EXERCISE A
Reproduce the records from the line containing "Patent image size: (701, 1304)." through the line containing "The pulley holder 65 is at (280, 607).", both included, with every line unchanged.

PASSAGE GIVEN
####################

Print

Print


How would you go about doing some analysis of your website's referrer
data?

I have committed to writing an article for the anniversary issue of
First Monday (as if I don't already have enough to do). Here is the
accepted/proposed title and abstract:

   Ethical issues surrounding freely available information
   found on the Web

   By reverse engineering Google queries and by tracing back
   the referrer values found in Apache log files, the use of
   content made available from infomotions.com is examined and
   ethical questions are asked. While all the content from the
   site is "freely" available under the GNU Public License, the
   content is not always used in the intended manner. This
   raises interesting questions regarding the time spent making
   the content available, the expense of the hardware and
   network connections, and whether or not the application of
   the content is put to good and moral purposes. This essay
   addresses these and other ethical questions in an attempt to
   come to an understanding regarding the place of information
   and knowledge in an "open" environment.

I find it interesting to watch the content of my access_log scroll by
on my console. I am most interested in the referrer information. Most
of my hits originate as searches against Google. It is fun feed these
queries back into Google and see what people searched for, watch what
the searches return, and see what page number my item is located. I
see that a lot of the hits to my site come from MySpace.com where
teenaged and college aged girls have incorporated some of my pictures
into their pages. Another common use is on "bulletin board" systems
where someone used one of my pictures as their avatar. In these
second and third cases should I expect some sort of remuneration or
at least a link back to infomotions.com?

####################

RECORD EXTRACTS

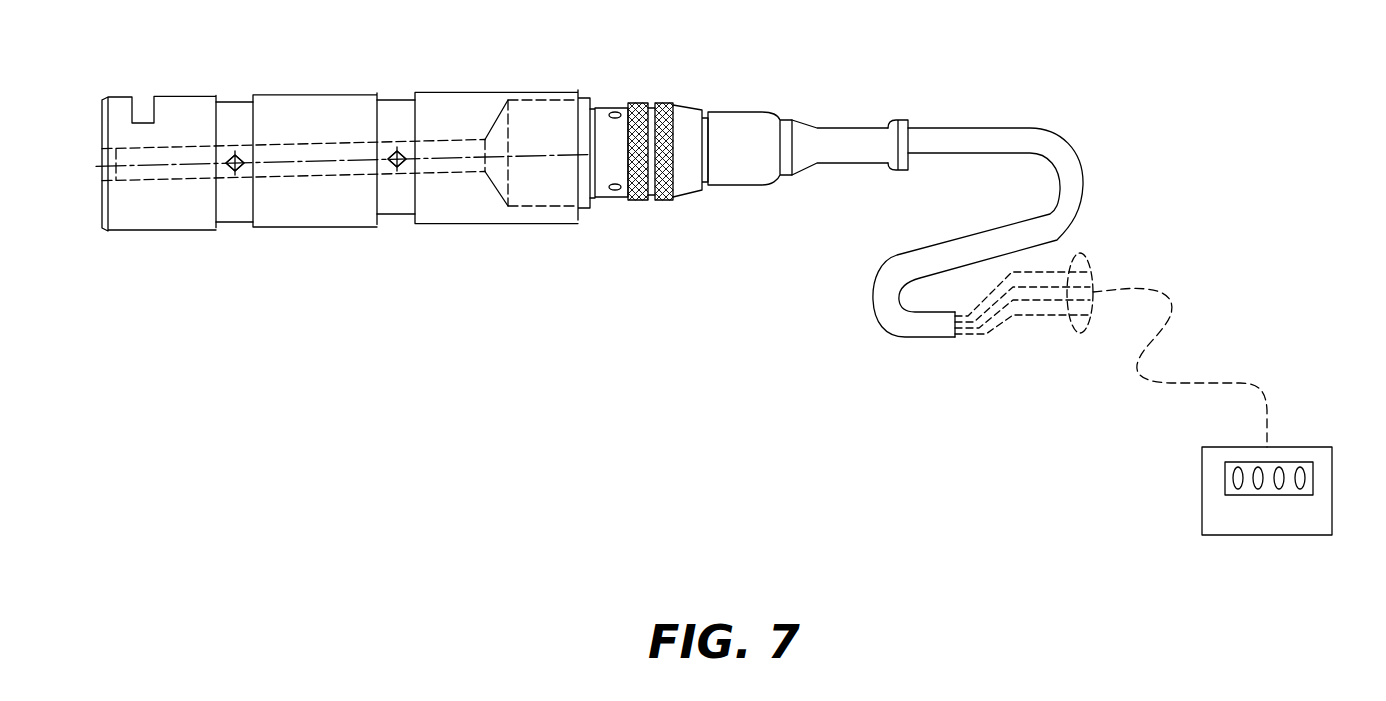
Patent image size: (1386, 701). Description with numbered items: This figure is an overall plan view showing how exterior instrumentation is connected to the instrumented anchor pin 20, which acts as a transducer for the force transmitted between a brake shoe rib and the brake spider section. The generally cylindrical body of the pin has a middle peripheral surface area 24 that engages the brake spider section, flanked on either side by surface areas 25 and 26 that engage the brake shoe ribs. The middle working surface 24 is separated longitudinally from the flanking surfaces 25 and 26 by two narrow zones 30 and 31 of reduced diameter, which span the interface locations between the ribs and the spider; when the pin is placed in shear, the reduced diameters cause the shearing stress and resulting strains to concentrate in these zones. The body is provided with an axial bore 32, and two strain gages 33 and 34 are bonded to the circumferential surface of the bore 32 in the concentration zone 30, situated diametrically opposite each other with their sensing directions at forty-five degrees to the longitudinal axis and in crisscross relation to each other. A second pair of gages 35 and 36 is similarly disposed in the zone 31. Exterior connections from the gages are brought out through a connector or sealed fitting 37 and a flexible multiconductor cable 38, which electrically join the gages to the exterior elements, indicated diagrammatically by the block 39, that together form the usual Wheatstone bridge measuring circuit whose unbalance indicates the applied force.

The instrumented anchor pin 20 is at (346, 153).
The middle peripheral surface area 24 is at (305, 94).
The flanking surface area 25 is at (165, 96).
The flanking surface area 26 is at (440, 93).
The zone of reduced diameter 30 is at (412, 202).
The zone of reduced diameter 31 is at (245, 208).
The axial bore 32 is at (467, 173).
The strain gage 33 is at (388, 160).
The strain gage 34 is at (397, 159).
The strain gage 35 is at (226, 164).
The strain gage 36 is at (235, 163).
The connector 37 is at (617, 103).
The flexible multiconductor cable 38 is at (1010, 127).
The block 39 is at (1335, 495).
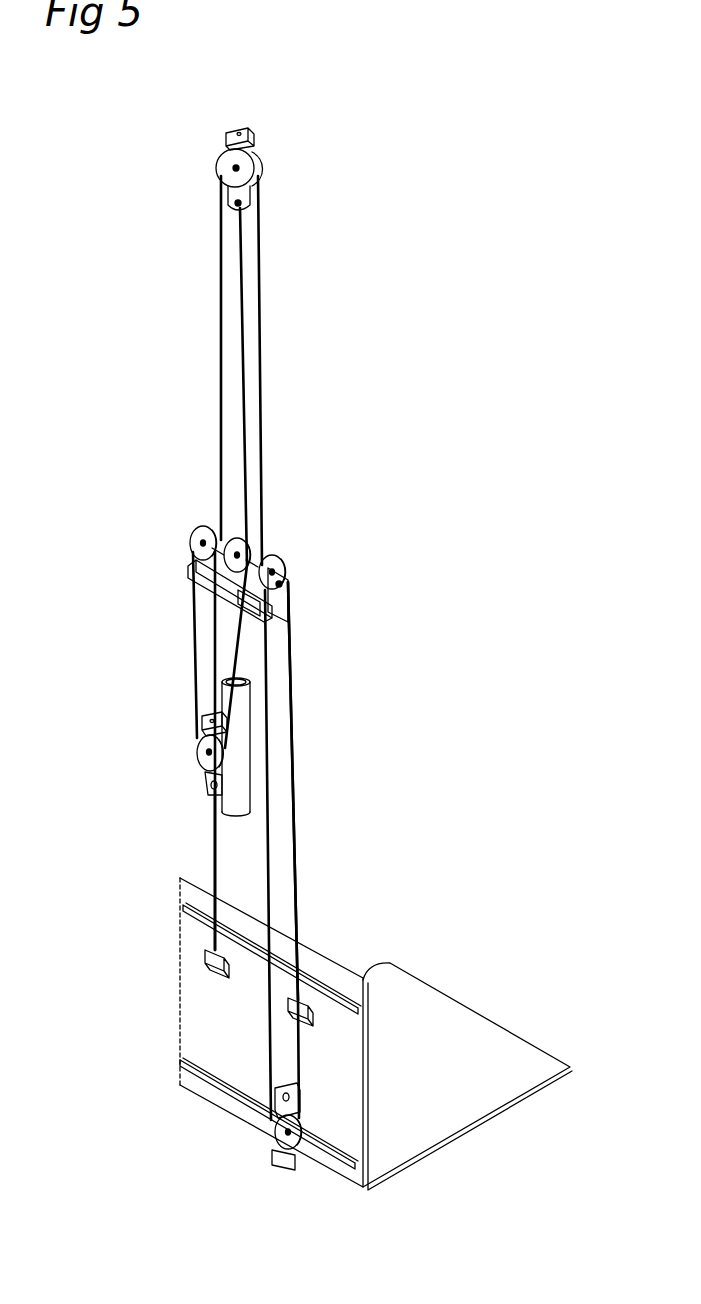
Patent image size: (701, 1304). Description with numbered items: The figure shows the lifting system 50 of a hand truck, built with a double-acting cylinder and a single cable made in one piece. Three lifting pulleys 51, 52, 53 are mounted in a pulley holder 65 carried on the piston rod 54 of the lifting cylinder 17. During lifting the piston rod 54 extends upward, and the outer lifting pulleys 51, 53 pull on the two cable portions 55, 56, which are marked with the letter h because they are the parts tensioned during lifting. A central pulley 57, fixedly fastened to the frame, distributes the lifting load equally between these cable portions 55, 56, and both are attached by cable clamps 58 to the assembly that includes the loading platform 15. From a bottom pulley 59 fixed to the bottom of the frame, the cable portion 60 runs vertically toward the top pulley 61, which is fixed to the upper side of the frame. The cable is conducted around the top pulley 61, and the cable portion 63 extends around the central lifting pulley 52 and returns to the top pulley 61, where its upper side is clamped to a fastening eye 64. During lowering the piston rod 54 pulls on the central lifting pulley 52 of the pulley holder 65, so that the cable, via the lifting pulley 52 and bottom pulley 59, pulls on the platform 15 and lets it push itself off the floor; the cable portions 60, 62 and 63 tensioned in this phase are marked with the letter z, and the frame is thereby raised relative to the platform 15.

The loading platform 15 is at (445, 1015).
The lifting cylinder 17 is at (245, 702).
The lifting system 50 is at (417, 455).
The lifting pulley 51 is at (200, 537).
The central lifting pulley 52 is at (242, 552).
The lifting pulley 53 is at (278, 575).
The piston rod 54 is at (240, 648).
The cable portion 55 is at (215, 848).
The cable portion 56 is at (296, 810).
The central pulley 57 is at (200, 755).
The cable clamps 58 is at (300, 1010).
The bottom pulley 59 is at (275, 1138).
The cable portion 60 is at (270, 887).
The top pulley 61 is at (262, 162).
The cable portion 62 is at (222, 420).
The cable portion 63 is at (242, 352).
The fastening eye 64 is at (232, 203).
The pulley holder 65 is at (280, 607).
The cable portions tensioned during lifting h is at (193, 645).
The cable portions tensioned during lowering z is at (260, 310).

####################

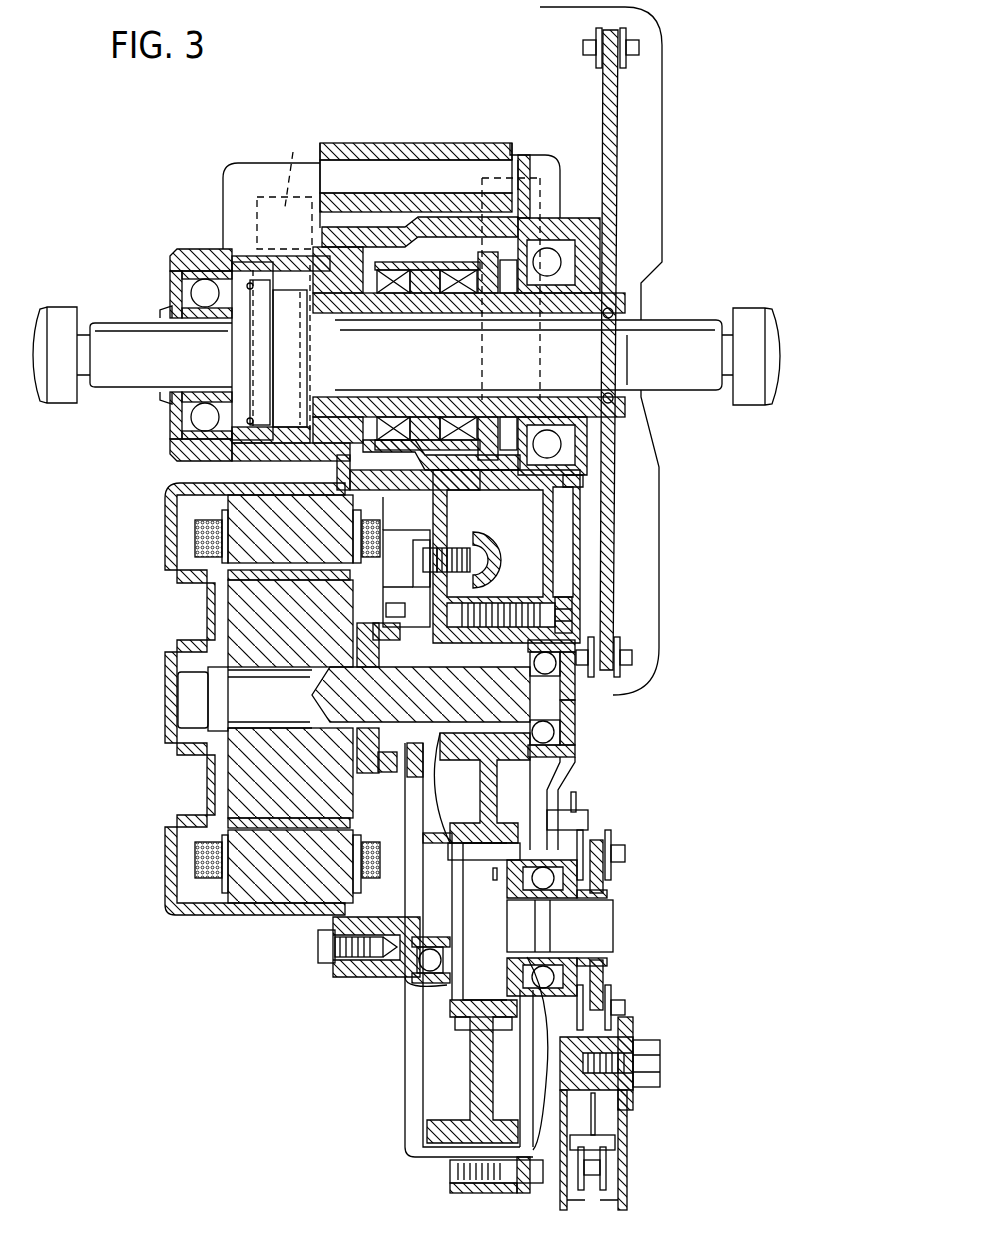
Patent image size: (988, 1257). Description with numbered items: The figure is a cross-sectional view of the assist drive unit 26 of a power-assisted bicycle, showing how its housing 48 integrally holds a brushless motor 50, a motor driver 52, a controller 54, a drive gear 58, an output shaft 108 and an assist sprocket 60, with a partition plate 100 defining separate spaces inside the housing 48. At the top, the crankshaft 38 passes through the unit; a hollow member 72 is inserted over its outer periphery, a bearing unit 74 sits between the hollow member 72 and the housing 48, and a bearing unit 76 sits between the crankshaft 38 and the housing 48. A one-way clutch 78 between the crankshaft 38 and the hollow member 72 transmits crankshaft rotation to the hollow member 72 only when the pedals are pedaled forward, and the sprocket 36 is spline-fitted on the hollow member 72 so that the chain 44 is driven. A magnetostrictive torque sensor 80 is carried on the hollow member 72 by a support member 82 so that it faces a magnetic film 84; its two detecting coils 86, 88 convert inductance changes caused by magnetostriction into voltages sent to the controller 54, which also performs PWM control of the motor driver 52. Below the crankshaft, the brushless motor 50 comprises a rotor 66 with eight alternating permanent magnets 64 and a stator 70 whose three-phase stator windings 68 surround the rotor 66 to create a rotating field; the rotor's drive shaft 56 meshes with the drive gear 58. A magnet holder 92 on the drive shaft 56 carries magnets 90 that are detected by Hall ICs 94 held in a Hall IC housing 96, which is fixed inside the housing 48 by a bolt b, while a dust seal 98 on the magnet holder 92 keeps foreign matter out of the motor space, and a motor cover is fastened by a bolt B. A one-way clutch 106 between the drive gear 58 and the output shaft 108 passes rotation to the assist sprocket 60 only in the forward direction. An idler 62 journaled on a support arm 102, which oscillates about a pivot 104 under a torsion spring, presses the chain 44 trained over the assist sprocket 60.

####################

EXERCISE B
Rewrite the stretch of the post on website referrer data from "I find it interesting" through "back to infomotions.com?", putting "Bing" wherever "Google" appears.

EXERCISE RESULT A
Patent image size: (701, 1304). Description with numbered items: The figure shows the lifting system 50 of a hand truck, built with a double-acting cylinder and a single cable made in one piece. Three lifting pulleys 51, 52, 53 are mounted in a pulley holder 65 carried on the piston rod 54 of the lifting cylinder 17. During lifting the piston rod 54 extends upward, and the outer lifting pulleys 51, 53 pull on the two cable portions 55, 56, which are marked with the letter h because they are the parts tensioned during lifting. A central pulley 57, fixedly fastened to the frame, distributes the lifting load equally between these cable portions 55, 56, and both are attached by cable clamps 58 to the assembly that includes the loading platform 15. From a bottom pulley 59 fixed to the bottom of the frame, the cable portion 60 runs vertically toward the top pulley 61, which is fixed to the upper side of the frame. The cable is conducted around the top pulley 61, and the cable portion 63 extends around the central lifting pulley 52 and returns to the top pulley 61, where its upper side is clamped to a fastening eye 64. During lowering the piston rod 54 pulls on the central lifting pulley 52 of the pulley holder 65, so that the cable, via the lifting pulley 52 and bottom pulley 59, pulls on the platform 15 and lets it push itself off the floor; the cable portions 60, 62 and 63 tensioned in this phase are marked with the letter z, and the frame is thereby raised relative to the platform 15.

The loading platform 15 is at (445, 1015).
The lifting cylinder 17 is at (245, 702).
The lifting system 50 is at (417, 455).
The lifting pulley 51 is at (200, 537).
The central lifting pulley 52 is at (242, 552).
The lifting pulley 53 is at (278, 575).
The piston rod 54 is at (240, 648).
The cable portion 55 is at (215, 848).
The cable portion 56 is at (296, 810).
The central pulley 57 is at (200, 755).
The cable clamps 58 is at (300, 1010).
The bottom pulley 59 is at (275, 1138).
The cable portion 60 is at (270, 887).
The top pulley 61 is at (262, 162).
The cable portion 62 is at (222, 420).
The cable portion 63 is at (242, 352).
The fastening eye 64 is at (232, 203).
The pulley holder 65 is at (280, 607).

EXERCISE RESULT B
I find it interesting to watch the content of my access_log scroll by
on my console. I am most interested in the referrer information. Most
of my hits originate as searches against Bing. It is fun feed these
queries back into Bing and see what people searched for, watch what
the searches return, and see what page number my item is located. I
see that a lot of the hits to my site come from MySpace.com where
teenaged and college aged girls have incorporated some of my pictures
into their pages. Another common use is on "bulletin board" systems
where someone used one of my pictures as their avatar. In these
second and third cases should I expect some sort of remuneration or
at least a link back to infomotions.com?